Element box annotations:
————————
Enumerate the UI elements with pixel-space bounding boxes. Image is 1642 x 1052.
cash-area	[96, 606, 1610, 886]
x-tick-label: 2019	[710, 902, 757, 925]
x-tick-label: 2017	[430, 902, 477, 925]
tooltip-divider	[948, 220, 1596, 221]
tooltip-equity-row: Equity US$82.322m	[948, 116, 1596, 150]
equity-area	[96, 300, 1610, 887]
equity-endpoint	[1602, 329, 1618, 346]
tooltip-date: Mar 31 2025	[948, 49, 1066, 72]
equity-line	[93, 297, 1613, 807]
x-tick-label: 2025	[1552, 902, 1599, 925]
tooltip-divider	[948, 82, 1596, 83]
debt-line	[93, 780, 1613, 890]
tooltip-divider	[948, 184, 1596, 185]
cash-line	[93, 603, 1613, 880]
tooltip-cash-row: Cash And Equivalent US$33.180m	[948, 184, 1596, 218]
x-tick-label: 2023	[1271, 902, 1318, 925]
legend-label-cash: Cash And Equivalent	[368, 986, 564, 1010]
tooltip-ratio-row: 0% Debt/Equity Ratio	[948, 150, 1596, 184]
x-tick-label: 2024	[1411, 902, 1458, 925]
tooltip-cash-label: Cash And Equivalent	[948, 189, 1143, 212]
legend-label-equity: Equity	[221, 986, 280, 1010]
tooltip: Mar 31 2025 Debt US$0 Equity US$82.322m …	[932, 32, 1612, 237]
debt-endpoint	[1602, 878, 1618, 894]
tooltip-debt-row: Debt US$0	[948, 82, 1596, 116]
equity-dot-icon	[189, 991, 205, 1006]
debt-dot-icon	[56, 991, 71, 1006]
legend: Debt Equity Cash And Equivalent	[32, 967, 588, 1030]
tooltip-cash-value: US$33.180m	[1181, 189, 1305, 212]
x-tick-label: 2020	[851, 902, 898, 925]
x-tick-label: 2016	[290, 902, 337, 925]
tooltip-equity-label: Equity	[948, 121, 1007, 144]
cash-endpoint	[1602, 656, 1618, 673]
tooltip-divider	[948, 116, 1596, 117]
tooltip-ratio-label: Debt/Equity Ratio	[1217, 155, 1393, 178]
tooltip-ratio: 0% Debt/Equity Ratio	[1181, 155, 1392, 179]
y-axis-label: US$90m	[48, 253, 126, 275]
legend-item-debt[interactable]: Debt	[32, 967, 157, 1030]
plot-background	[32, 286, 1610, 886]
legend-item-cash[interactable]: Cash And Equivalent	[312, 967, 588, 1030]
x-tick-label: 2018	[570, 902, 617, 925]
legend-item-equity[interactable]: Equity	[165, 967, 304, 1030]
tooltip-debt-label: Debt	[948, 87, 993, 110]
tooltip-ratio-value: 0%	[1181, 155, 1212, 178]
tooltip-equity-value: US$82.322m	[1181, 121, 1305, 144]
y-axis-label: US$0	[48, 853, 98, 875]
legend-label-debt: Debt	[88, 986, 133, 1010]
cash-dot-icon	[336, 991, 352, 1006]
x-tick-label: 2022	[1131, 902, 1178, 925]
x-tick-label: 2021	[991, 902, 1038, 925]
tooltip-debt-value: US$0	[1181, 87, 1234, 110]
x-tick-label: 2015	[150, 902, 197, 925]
————————
**Task description:**
Reproduce all of the entries above, replacing each occurrence of "tooltip-divider" with "tooltip-separator" and leaving everything else unchanged.

**Complete answer:**
Enumerate the UI elements with pixel-space bounding boxes. Image is 1642 x 1052.
cash-area	[96, 606, 1610, 886]
x-tick-label: 2019	[710, 902, 757, 925]
x-tick-label: 2017	[430, 902, 477, 925]
tooltip-separator	[948, 220, 1596, 221]
tooltip-equity-row: Equity US$82.322m	[948, 116, 1596, 150]
equity-area	[96, 300, 1610, 887]
equity-endpoint	[1602, 329, 1618, 346]
tooltip-date: Mar 31 2025	[948, 49, 1066, 72]
equity-line	[93, 297, 1613, 807]
x-tick-label: 2025	[1552, 902, 1599, 925]
tooltip-separator	[948, 82, 1596, 83]
debt-line	[93, 780, 1613, 890]
tooltip-separator	[948, 184, 1596, 185]
cash-line	[93, 603, 1613, 880]
tooltip-cash-row: Cash And Equivalent US$33.180m	[948, 184, 1596, 218]
x-tick-label: 2023	[1271, 902, 1318, 925]
legend-label-cash: Cash And Equivalent	[368, 986, 564, 1010]
tooltip-ratio-row: 0% Debt/Equity Ratio	[948, 150, 1596, 184]
x-tick-label: 2024	[1411, 902, 1458, 925]
tooltip-cash-label: Cash And Equivalent	[948, 189, 1143, 212]
legend-label-equity: Equity	[221, 986, 280, 1010]
tooltip: Mar 31 2025 Debt US$0 Equity US$82.322m …	[932, 32, 1612, 237]
debt-endpoint	[1602, 878, 1618, 894]
tooltip-debt-row: Debt US$0	[948, 82, 1596, 116]
equity-dot-icon	[189, 991, 205, 1006]
debt-dot-icon	[56, 991, 71, 1006]
legend: Debt Equity Cash And Equivalent	[32, 967, 588, 1030]
tooltip-cash-value: US$33.180m	[1181, 189, 1305, 212]
x-tick-label: 2020	[851, 902, 898, 925]
x-tick-label: 2016	[290, 902, 337, 925]
tooltip-equity-label: Equity	[948, 121, 1007, 144]
cash-endpoint	[1602, 656, 1618, 673]
tooltip-separator	[948, 116, 1596, 117]
tooltip-ratio-label: Debt/Equity Ratio	[1217, 155, 1393, 178]
tooltip-ratio: 0% Debt/Equity Ratio	[1181, 155, 1392, 179]
y-axis-label: US$90m	[48, 253, 126, 275]
legend-item-debt[interactable]: Debt	[32, 967, 157, 1030]
plot-background	[32, 286, 1610, 886]
legend-item-cash[interactable]: Cash And Equivalent	[312, 967, 588, 1030]
x-tick-label: 2018	[570, 902, 617, 925]
legend-item-equity[interactable]: Equity	[165, 967, 304, 1030]
tooltip-debt-label: Debt	[948, 87, 993, 110]
tooltip-ratio-value: 0%	[1181, 155, 1212, 178]
tooltip-equity-value: US$82.322m	[1181, 121, 1305, 144]
y-axis-label: US$0	[48, 853, 98, 875]
legend-label-debt: Debt	[88, 986, 133, 1010]
cash-dot-icon	[336, 991, 352, 1006]
x-tick-label: 2022	[1131, 902, 1178, 925]
x-tick-label: 2021	[991, 902, 1038, 925]
tooltip-debt-value: US$0	[1181, 87, 1234, 110]
x-tick-label: 2015	[150, 902, 197, 925]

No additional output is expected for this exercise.